YOUR GOAL:
The records below are to be copied word for word, with every picture left out.

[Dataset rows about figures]
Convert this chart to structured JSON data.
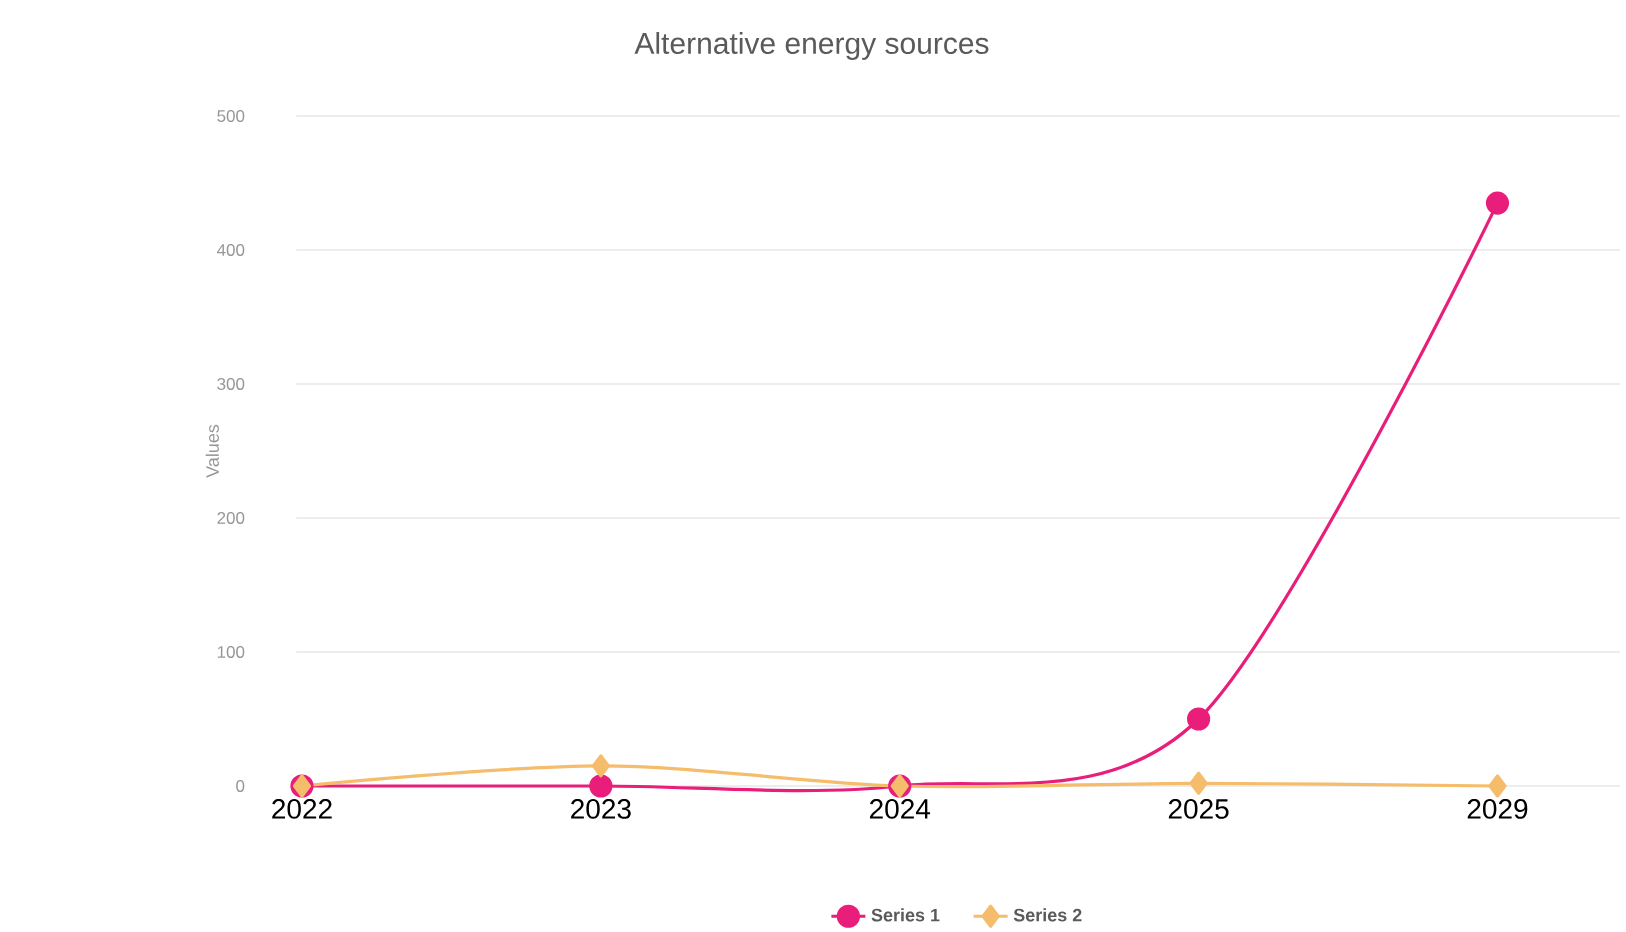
{
  "chart_data": {
    "type": "line",
    "title": "Alternative energy sources",
    "ylabel": "Values",
    "categories": [
      "2022",
      "2023",
      "2024",
      "2025",
      "2029"
    ],
    "series": [
      {
        "name": "Series 1",
        "color": "#e91e7a",
        "marker": "circle",
        "values": [
          0,
          0,
          0,
          50,
          435
        ]
      },
      {
        "name": "Series 2",
        "color": "#f5bd6b",
        "marker": "diamond",
        "values": [
          0,
          15,
          0,
          2,
          0
        ]
      }
    ],
    "ylim": [
      0,
      500
    ],
    "yticks": [
      0,
      100,
      200,
      300,
      400,
      500
    ],
    "grid": "y",
    "legend": "bottom"
  }
}
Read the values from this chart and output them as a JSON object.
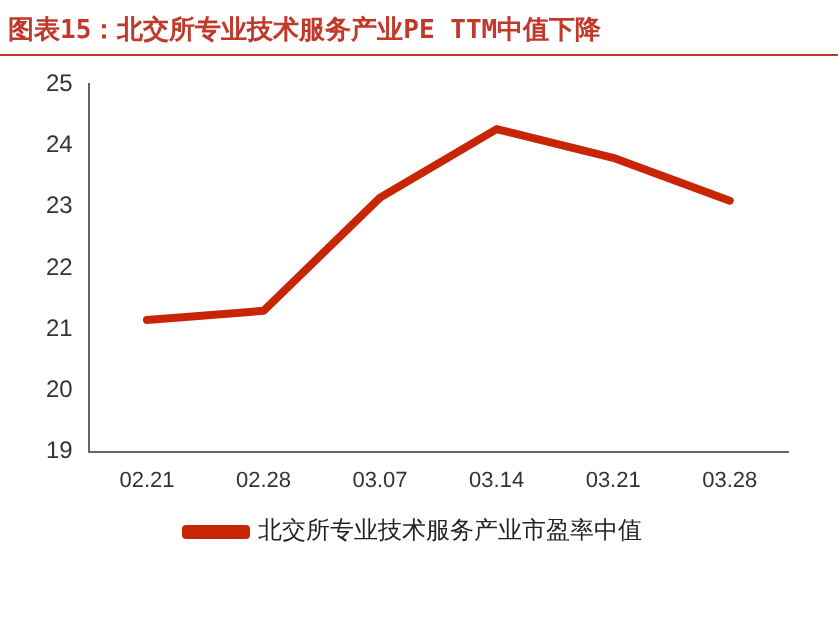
{
  "chart_data": {
    "type": "line",
    "title": "图表15：北交所专业技术服务产业PE TTM中值下降",
    "categories": [
      "02.21",
      "02.28",
      "03.07",
      "03.14",
      "03.21",
      "03.28"
    ],
    "series": [
      {
        "name": "北交所专业技术服务产业市盈率中值",
        "color": "#c82506",
        "values": [
          21.15,
          21.3,
          23.15,
          24.27,
          23.8,
          23.1
        ]
      }
    ],
    "ylim": [
      19,
      25
    ],
    "yticks": [
      19,
      20,
      21,
      22,
      23,
      24,
      25
    ],
    "grid": false,
    "legend": "bottom",
    "marker": "none"
  }
}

THE OUTPUT:
Convert this chart to structured JSON data.
{
  "chart_data": {
    "type": "line",
    "title": "Alternative energy sources",
    "ylabel": "Values",
    "categories": [
      "2022",
      "2023",
      "2024",
      "2025",
      "2029"
    ],
    "series": [
      {
        "name": "Series 1",
        "color": "#e91e7a",
        "marker": "circle",
        "values": [
          0,
          0,
          0,
          50,
          435
        ]
      },
      {
        "name": "Series 2",
        "color": "#f5bd6b",
        "marker": "diamond",
        "values": [
          0,
          15,
          0,
          2,
          0
        ]
      }
    ],
    "ylim": [
      0,
      500
    ],
    "yticks": [
      0,
      100,
      200,
      300,
      400,
      500
    ],
    "grid": "y",
    "legend": "bottom"
  }
}
Read the values from this chart and output them as a JSON object.
{
  "chart_data": {
    "type": "line",
    "title": "图表15：北交所专业技术服务产业PE TTM中值下降",
    "categories": [
      "02.21",
      "02.28",
      "03.07",
      "03.14",
      "03.21",
      "03.28"
    ],
    "series": [
      {
        "name": "北交所专业技术服务产业市盈率中值",
        "color": "#c82506",
        "values": [
          21.15,
          21.3,
          23.15,
          24.27,
          23.8,
          23.1
        ]
      }
    ],
    "ylim": [
      19,
      25
    ],
    "yticks": [
      19,
      20,
      21,
      22,
      23,
      24,
      25
    ],
    "grid": false,
    "legend": "bottom",
    "marker": "none"
  }
}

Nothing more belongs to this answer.